====== Material provided

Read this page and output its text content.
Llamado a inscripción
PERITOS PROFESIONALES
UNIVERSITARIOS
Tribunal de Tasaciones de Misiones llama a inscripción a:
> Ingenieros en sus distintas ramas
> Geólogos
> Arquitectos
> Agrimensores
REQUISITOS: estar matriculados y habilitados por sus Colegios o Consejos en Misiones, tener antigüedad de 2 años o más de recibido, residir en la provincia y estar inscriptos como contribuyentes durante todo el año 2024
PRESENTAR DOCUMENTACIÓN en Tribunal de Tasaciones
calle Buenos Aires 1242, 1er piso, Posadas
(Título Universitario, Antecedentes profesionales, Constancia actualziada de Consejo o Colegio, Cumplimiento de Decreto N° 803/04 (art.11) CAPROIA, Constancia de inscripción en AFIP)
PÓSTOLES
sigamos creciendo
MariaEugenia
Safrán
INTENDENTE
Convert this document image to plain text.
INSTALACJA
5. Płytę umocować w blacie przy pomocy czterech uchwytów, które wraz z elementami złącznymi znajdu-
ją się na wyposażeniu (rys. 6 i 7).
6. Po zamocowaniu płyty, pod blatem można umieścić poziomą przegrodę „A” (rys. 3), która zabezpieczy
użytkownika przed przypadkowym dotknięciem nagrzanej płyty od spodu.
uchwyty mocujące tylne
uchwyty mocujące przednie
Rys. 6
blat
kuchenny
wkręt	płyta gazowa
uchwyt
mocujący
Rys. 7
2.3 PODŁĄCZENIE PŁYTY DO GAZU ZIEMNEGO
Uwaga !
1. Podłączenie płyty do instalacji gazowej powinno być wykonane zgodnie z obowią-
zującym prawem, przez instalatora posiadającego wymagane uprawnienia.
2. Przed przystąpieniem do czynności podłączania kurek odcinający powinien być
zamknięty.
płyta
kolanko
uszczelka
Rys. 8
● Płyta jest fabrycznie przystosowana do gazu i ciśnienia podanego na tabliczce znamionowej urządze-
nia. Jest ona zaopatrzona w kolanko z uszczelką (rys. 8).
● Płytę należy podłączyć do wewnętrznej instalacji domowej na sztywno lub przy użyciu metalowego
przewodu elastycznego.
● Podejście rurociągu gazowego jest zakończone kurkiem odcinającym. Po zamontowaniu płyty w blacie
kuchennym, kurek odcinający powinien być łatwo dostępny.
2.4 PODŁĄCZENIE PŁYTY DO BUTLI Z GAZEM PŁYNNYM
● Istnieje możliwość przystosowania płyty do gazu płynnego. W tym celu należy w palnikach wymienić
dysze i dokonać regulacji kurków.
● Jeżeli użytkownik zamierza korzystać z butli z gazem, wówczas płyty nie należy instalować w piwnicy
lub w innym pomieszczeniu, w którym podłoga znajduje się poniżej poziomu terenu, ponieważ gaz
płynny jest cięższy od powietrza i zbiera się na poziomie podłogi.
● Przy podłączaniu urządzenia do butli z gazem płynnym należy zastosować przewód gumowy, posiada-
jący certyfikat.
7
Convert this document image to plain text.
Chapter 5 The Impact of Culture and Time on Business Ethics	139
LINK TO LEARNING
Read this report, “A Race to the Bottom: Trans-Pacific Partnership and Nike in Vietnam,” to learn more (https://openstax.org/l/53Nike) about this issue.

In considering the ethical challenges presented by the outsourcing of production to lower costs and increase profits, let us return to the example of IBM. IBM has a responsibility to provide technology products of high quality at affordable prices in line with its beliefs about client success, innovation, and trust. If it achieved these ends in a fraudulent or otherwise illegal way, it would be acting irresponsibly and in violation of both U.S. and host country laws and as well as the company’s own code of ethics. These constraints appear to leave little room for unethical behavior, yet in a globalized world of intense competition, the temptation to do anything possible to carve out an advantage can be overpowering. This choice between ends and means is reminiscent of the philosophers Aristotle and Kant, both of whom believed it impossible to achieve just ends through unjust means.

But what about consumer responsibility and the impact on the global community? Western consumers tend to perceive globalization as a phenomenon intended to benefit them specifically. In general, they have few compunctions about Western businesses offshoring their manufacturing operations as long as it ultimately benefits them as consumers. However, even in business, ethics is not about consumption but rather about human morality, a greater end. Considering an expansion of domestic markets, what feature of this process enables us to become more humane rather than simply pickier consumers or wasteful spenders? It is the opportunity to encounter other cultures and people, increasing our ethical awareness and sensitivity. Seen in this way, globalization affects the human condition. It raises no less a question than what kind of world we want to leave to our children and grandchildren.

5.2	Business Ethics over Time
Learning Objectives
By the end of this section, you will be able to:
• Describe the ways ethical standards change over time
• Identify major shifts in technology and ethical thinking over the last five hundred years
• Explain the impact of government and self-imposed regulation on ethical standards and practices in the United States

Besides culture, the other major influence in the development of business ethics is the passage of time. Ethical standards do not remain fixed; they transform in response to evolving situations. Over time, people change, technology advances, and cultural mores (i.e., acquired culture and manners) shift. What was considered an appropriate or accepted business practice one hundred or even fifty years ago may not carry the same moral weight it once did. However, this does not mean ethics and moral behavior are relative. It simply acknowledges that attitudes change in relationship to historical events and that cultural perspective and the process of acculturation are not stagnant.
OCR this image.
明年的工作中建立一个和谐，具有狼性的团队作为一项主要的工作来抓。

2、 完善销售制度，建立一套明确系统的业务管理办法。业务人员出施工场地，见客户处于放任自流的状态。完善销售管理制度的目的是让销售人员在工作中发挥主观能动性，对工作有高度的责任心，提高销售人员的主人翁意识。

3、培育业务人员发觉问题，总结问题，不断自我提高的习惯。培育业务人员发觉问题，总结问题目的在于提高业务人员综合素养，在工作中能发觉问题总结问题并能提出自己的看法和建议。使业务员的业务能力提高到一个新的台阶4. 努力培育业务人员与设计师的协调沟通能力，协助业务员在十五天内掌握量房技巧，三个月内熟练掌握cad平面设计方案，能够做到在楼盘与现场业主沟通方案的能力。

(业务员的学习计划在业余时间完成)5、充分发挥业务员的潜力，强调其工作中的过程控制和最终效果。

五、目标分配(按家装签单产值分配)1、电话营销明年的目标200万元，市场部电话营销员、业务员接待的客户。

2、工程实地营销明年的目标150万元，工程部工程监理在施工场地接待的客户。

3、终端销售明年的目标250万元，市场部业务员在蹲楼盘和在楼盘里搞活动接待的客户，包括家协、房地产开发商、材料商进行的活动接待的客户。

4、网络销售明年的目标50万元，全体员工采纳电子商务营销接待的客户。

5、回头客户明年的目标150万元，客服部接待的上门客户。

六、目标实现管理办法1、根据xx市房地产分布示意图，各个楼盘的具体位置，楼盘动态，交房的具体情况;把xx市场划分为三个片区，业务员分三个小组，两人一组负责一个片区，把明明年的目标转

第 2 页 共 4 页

============

What the exercise asks
From the data, collect all lines where the string "kolanko" appears.

Reply to the exercise
kolanko
nia. Jest ona zaopatrzona w kolanko z uszczelką (rys. 8).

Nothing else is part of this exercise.